Requirements ▸ Reproduce the material line for line, beginning at the line that contains "svg-text:1,E+11: 1,E+11 — [79, 34, 129, 51]" and continuing to the end of the material.

>>>

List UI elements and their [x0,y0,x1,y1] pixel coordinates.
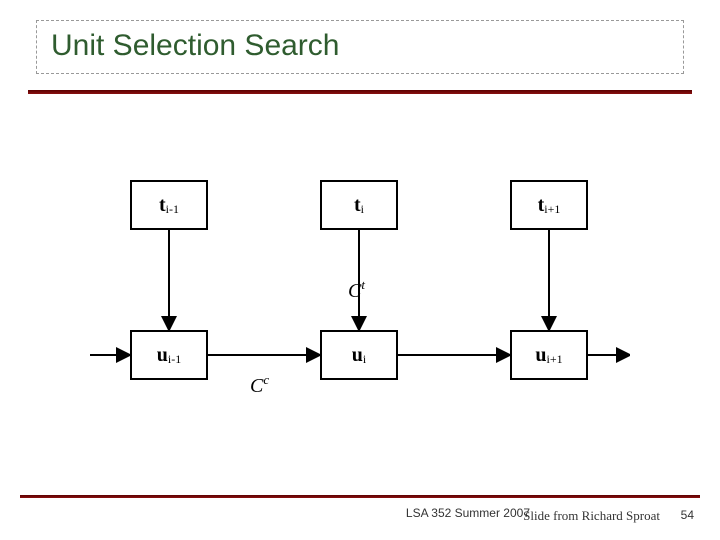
edge-label: Ct [348,280,365,303]
footer-course: LSA 352 Summer 2007 [406,506,530,520]
footer-credit: Slide from Richard Sproat [523,508,660,524]
slide: Unit Selection Search ti-1titi+1ui-1uiui… [0,0,720,540]
node-t0: ti-1 [130,180,208,230]
node-sub: i-1 [168,352,181,367]
node-sub: i+1 [547,352,563,367]
node-base: t [538,194,545,217]
node-sub: i+1 [544,202,560,217]
node-u1: ui [320,330,398,380]
node-base: t [354,194,361,217]
node-sub: i [363,352,366,367]
node-sub: i [361,202,364,217]
node-base: u [535,344,546,367]
node-t1: ti [320,180,398,230]
edge-label-sup: t [361,277,365,292]
title-box: Unit Selection Search [36,20,684,74]
node-base: u [157,344,168,367]
edge-label-sup: c [263,372,269,387]
page-number: 54 [681,508,694,522]
edge-label-base: C [348,280,361,302]
edge-label: Cc [250,375,269,398]
edge-label-base: C [250,375,263,397]
node-u2: ui+1 [510,330,588,380]
node-base: u [352,344,363,367]
footer-rule [20,495,700,498]
node-t2: ti+1 [510,180,588,230]
footer: LSA 352 Summer 2007 Slide from Richard S… [20,496,700,526]
diagram: ti-1titi+1ui-1uiui+1CtCc [90,170,630,430]
node-base: t [159,194,166,217]
node-sub: i-1 [166,202,179,217]
title-rule [28,90,692,94]
node-u0: ui-1 [130,330,208,380]
slide-title: Unit Selection Search [51,29,669,63]
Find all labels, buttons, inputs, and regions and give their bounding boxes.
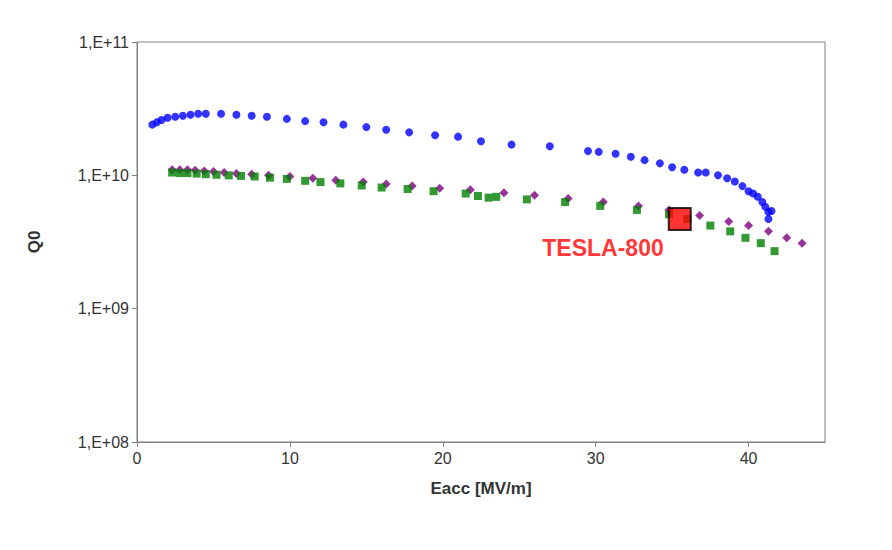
svg-text:1,E+11: 1,E+11 — [79, 34, 129, 51]
svg-text:1,E+08: 1,E+08 — [78, 434, 129, 451]
svg-text:10: 10 — [281, 450, 299, 467]
svg-text:20: 20 — [434, 450, 452, 467]
svg-text:Q0: Q0 — [25, 231, 44, 254]
svg-text:TESLA-800: TESLA-800 — [542, 235, 663, 261]
svg-text:1,E+10: 1,E+10 — [78, 167, 129, 184]
svg-text:30: 30 — [587, 450, 605, 467]
svg-text:1,E+09: 1,E+09 — [78, 300, 129, 317]
svg-text:40: 40 — [740, 450, 758, 467]
svg-text:0: 0 — [133, 450, 142, 467]
svg-text:Eacc [MV/m]: Eacc [MV/m] — [430, 479, 531, 498]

<<<

Reply to the task ▸
svg-text:1,E+11: 1,E+11 — [79, 34, 129, 51]
svg-text:1,E+08: 1,E+08 — [78, 434, 129, 451]
svg-text:10: 10 — [281, 450, 299, 467]
svg-text:20: 20 — [434, 450, 452, 467]
svg-text:Q0: Q0 — [25, 231, 44, 254]
svg-text:TESLA-800: TESLA-800 — [542, 235, 663, 261]
svg-text:1,E+10: 1,E+10 — [78, 167, 129, 184]
svg-text:30: 30 — [587, 450, 605, 467]
svg-text:1,E+09: 1,E+09 — [78, 300, 129, 317]
svg-text:40: 40 — [740, 450, 758, 467]
svg-text:0: 0 — [133, 450, 142, 467]
svg-text:Eacc [MV/m]: Eacc [MV/m] — [430, 479, 531, 498]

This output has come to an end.